• [Written request]: Set down each line of the data below exactly as it stands, dropping the pictures.

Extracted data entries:
◆ ◆ ◆ ◆ ◆ ◆ ◆

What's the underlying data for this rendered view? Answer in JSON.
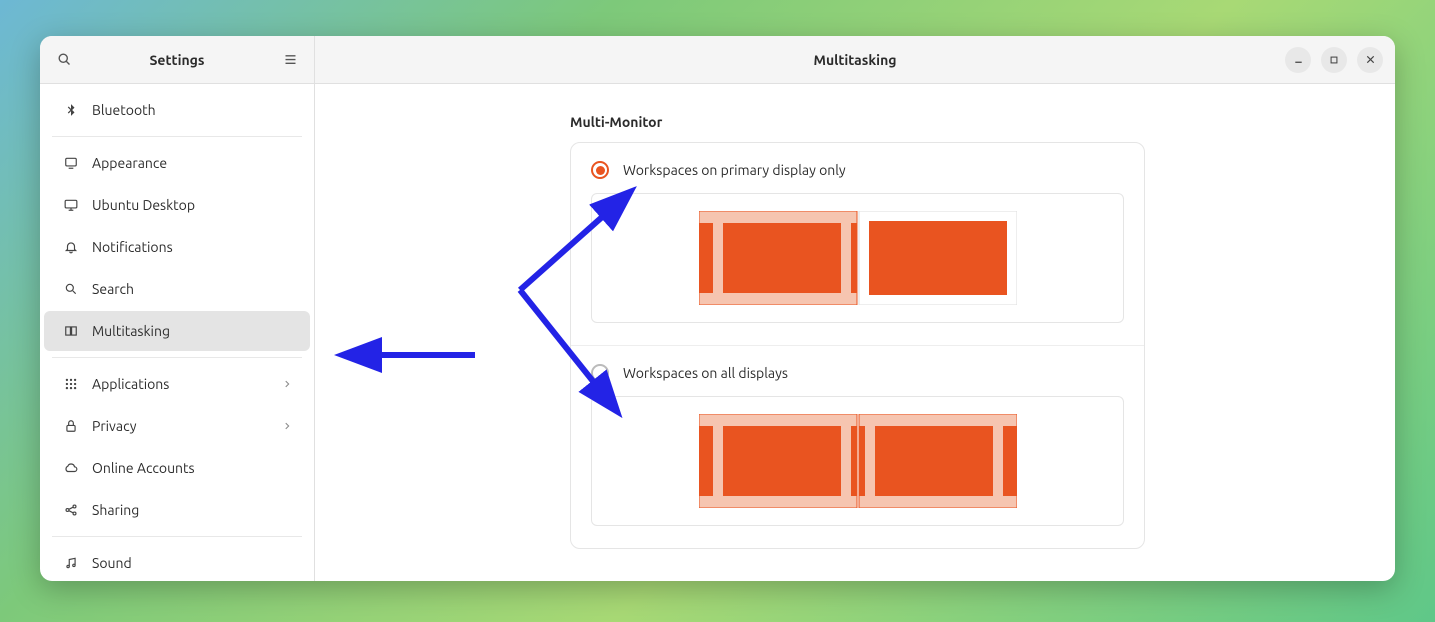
{
  "sidebar": {
    "title": "Settings",
    "items": [
      {
        "label": "Bluetooth",
        "icon": "bluetooth",
        "sep_after": true
      },
      {
        "label": "Appearance",
        "icon": "appearance"
      },
      {
        "label": "Ubuntu Desktop",
        "icon": "desktop"
      },
      {
        "label": "Notifications",
        "icon": "bell"
      },
      {
        "label": "Search",
        "icon": "search"
      },
      {
        "label": "Multitasking",
        "icon": "multitask",
        "active": true,
        "sep_after": true
      },
      {
        "label": "Applications",
        "icon": "apps",
        "has_chevron": true
      },
      {
        "label": "Privacy",
        "icon": "lock",
        "has_chevron": true
      },
      {
        "label": "Online Accounts",
        "icon": "cloud"
      },
      {
        "label": "Sharing",
        "icon": "share",
        "sep_after": true
      },
      {
        "label": "Sound",
        "icon": "sound"
      }
    ]
  },
  "header": {
    "title": "Multitasking"
  },
  "section": {
    "title": "Multi-Monitor",
    "options": [
      {
        "label": "Workspaces on primary display only",
        "selected": true
      },
      {
        "label": "Workspaces on all displays",
        "selected": false
      }
    ]
  },
  "annotations": {
    "arrow_color": "#2323e6"
  }
}
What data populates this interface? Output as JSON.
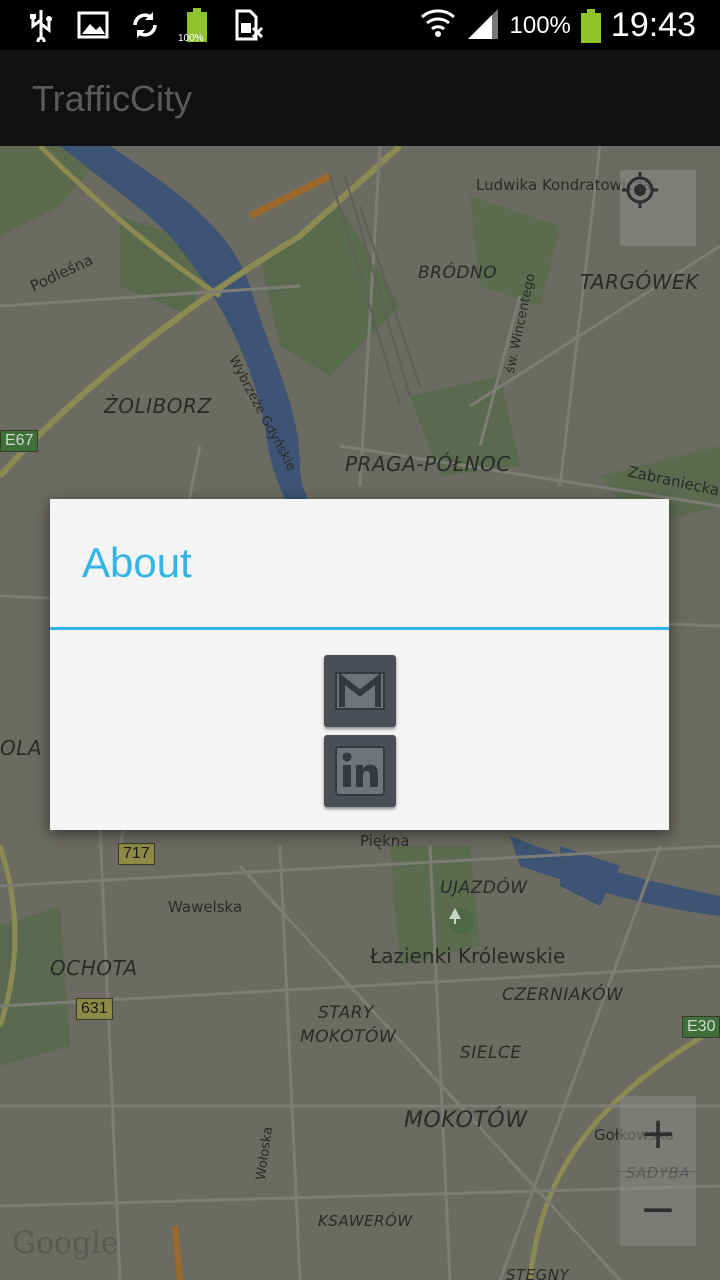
{
  "status_bar": {
    "icons": [
      "usb-icon",
      "image-icon",
      "sync-icon",
      "battery-small-icon",
      "sim-icon"
    ],
    "battery_small_label": "100%",
    "right_icons": [
      "wifi-icon",
      "signal-icon"
    ],
    "battery_percent": "100%",
    "time": "19:43",
    "battery_color": "#8fc32b"
  },
  "action_bar": {
    "title": "TrafficCity"
  },
  "map": {
    "labels": {
      "ludwika": "Ludwika Kondratowicza",
      "brodno": "BRÓDNO",
      "targowek": "TARGÓWEK",
      "podlesna": "Podleśna",
      "wincentego": "św. Wincentego",
      "zoliborz": "ŻOLIBORZ",
      "wybrzeze": "Wybrzeże Gdyńskie",
      "praga": "PRAGA-PÓŁNOC",
      "zabraniecka": "Zabraniecka",
      "ola": "OLA",
      "piekna": "Piękna",
      "ujazdow": "UJAZDÓW",
      "wawelska": "Wawelska",
      "lazienki": "Łazienki Królewskie",
      "ochota": "OCHOTA",
      "stary_mokotow_1": "STARY",
      "stary_mokotow_2": "MOKOTÓW",
      "czerniakow": "CZERNIAKÓW",
      "sielce": "SIELCE",
      "mokotow": "MOKOTÓW",
      "golkowska": "Gołkowska",
      "sadyba": "SADYBA",
      "woloska": "Wołoska",
      "ksawerow": "KSAWERÓW",
      "stegny": "STEGNY"
    },
    "shields": {
      "e67": "E67",
      "r717": "717",
      "r631": "631",
      "e30": "E30"
    },
    "zoom_in": "+",
    "zoom_out": "−",
    "attribution": "Google"
  },
  "dialog": {
    "title": "About",
    "accent_color": "#33b5e5",
    "buttons": [
      "gmail-icon",
      "linkedin-icon"
    ]
  }
}
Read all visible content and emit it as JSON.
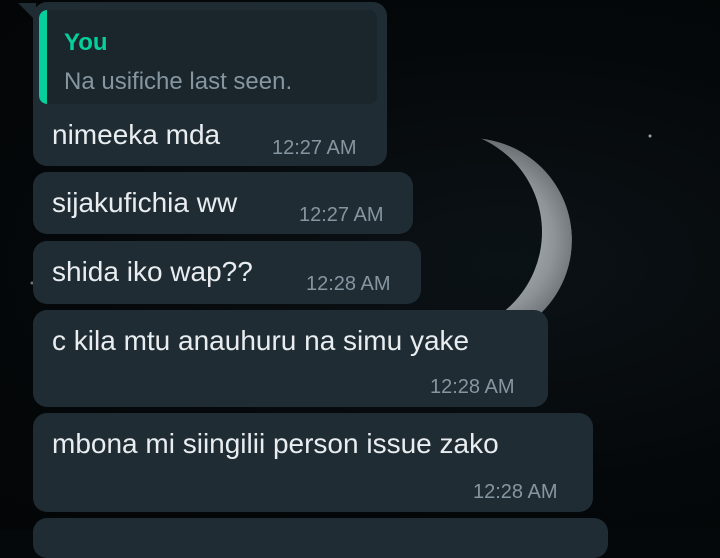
{
  "chat": {
    "quoted": {
      "author": "You",
      "text": "Na usifiche last seen."
    },
    "messages": [
      {
        "text": "nimeeka mda",
        "time": "12:27 AM"
      },
      {
        "text": "sijakufichia ww",
        "time": "12:27 AM"
      },
      {
        "text": "shida iko wap??",
        "time": "12:28 AM"
      },
      {
        "text": "c kila mtu anauhuru na simu yake",
        "time": "12:28 AM"
      },
      {
        "text": "mbona mi siingilii person issue zako",
        "time": "12:28 AM"
      }
    ]
  },
  "colors": {
    "bubble_background": "#1f2c34",
    "message_text": "#e9edef",
    "timestamp_text": "#8696a0",
    "quote_accent": "#06cf9c",
    "wallpaper": "#05080a"
  },
  "wallpaper": {
    "icon": "crescent-moon"
  }
}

◆ ◆ ◆ ◆ ◆ ◆ ◆

• [Solved problem]:
What's the underlying data for this rendered view? Answer in JSON.
{
  "sidebar": {
    "title": "Settings",
    "items": [
      {
        "label": "Bluetooth",
        "icon": "bluetooth",
        "sep_after": true
      },
      {
        "label": "Appearance",
        "icon": "appearance"
      },
      {
        "label": "Ubuntu Desktop",
        "icon": "desktop"
      },
      {
        "label": "Notifications",
        "icon": "bell"
      },
      {
        "label": "Search",
        "icon": "search"
      },
      {
        "label": "Multitasking",
        "icon": "multitask",
        "active": true,
        "sep_after": true
      },
      {
        "label": "Applications",
        "icon": "apps",
        "has_chevron": true
      },
      {
        "label": "Privacy",
        "icon": "lock",
        "has_chevron": true
      },
      {
        "label": "Online Accounts",
        "icon": "cloud"
      },
      {
        "label": "Sharing",
        "icon": "share",
        "sep_after": true
      },
      {
        "label": "Sound",
        "icon": "sound"
      }
    ]
  },
  "header": {
    "title": "Multitasking"
  },
  "section": {
    "title": "Multi-Monitor",
    "options": [
      {
        "label": "Workspaces on primary display only",
        "selected": true
      },
      {
        "label": "Workspaces on all displays",
        "selected": false
      }
    ]
  },
  "annotations": {
    "arrow_color": "#2323e6"
  }
}
What data populates this interface? Output as JSON.
{
  "status_bar": {
    "icons": [
      "usb-icon",
      "image-icon",
      "sync-icon",
      "battery-small-icon",
      "sim-icon"
    ],
    "battery_small_label": "100%",
    "right_icons": [
      "wifi-icon",
      "signal-icon"
    ],
    "battery_percent": "100%",
    "time": "19:43",
    "battery_color": "#8fc32b"
  },
  "action_bar": {
    "title": "TrafficCity"
  },
  "map": {
    "labels": {
      "ludwika": "Ludwika Kondratowicza",
      "brodno": "BRÓDNO",
      "targowek": "TARGÓWEK",
      "podlesna": "Podleśna",
      "wincentego": "św. Wincentego",
      "zoliborz": "ŻOLIBORZ",
      "wybrzeze": "Wybrzeże Gdyńskie",
      "praga": "PRAGA-PÓŁNOC",
      "zabraniecka": "Zabraniecka",
      "ola": "OLA",
      "piekna": "Piękna",
      "ujazdow": "UJAZDÓW",
      "wawelska": "Wawelska",
      "lazienki": "Łazienki Królewskie",
      "ochota": "OCHOTA",
      "stary_mokotow_1": "STARY",
      "stary_mokotow_2": "MOKOTÓW",
      "czerniakow": "CZERNIAKÓW",
      "sielce": "SIELCE",
      "mokotow": "MOKOTÓW",
      "golkowska": "Gołkowska",
      "sadyba": "SADYBA",
      "woloska": "Wołoska",
      "ksawerow": "KSAWERÓW",
      "stegny": "STEGNY"
    },
    "shields": {
      "e67": "E67",
      "r717": "717",
      "r631": "631",
      "e30": "E30"
    },
    "zoom_in": "+",
    "zoom_out": "−",
    "attribution": "Google"
  },
  "dialog": {
    "title": "About",
    "accent_color": "#33b5e5",
    "buttons": [
      "gmail-icon",
      "linkedin-icon"
    ]
  }
}
Read all visible content and emit it as JSON.
{
  "chat": {
    "quoted": {
      "author": "You",
      "text": "Na usifiche last seen."
    },
    "messages": [
      {
        "text": "nimeeka mda",
        "time": "12:27 AM"
      },
      {
        "text": "sijakufichia ww",
        "time": "12:27 AM"
      },
      {
        "text": "shida iko wap??",
        "time": "12:28 AM"
      },
      {
        "text": "c kila mtu anauhuru na simu yake",
        "time": "12:28 AM"
      },
      {
        "text": "mbona mi siingilii person issue zako",
        "time": "12:28 AM"
      }
    ]
  },
  "colors": {
    "bubble_background": "#1f2c34",
    "message_text": "#e9edef",
    "timestamp_text": "#8696a0",
    "quote_accent": "#06cf9c",
    "wallpaper": "#05080a"
  },
  "wallpaper": {
    "icon": "crescent-moon"
  }
}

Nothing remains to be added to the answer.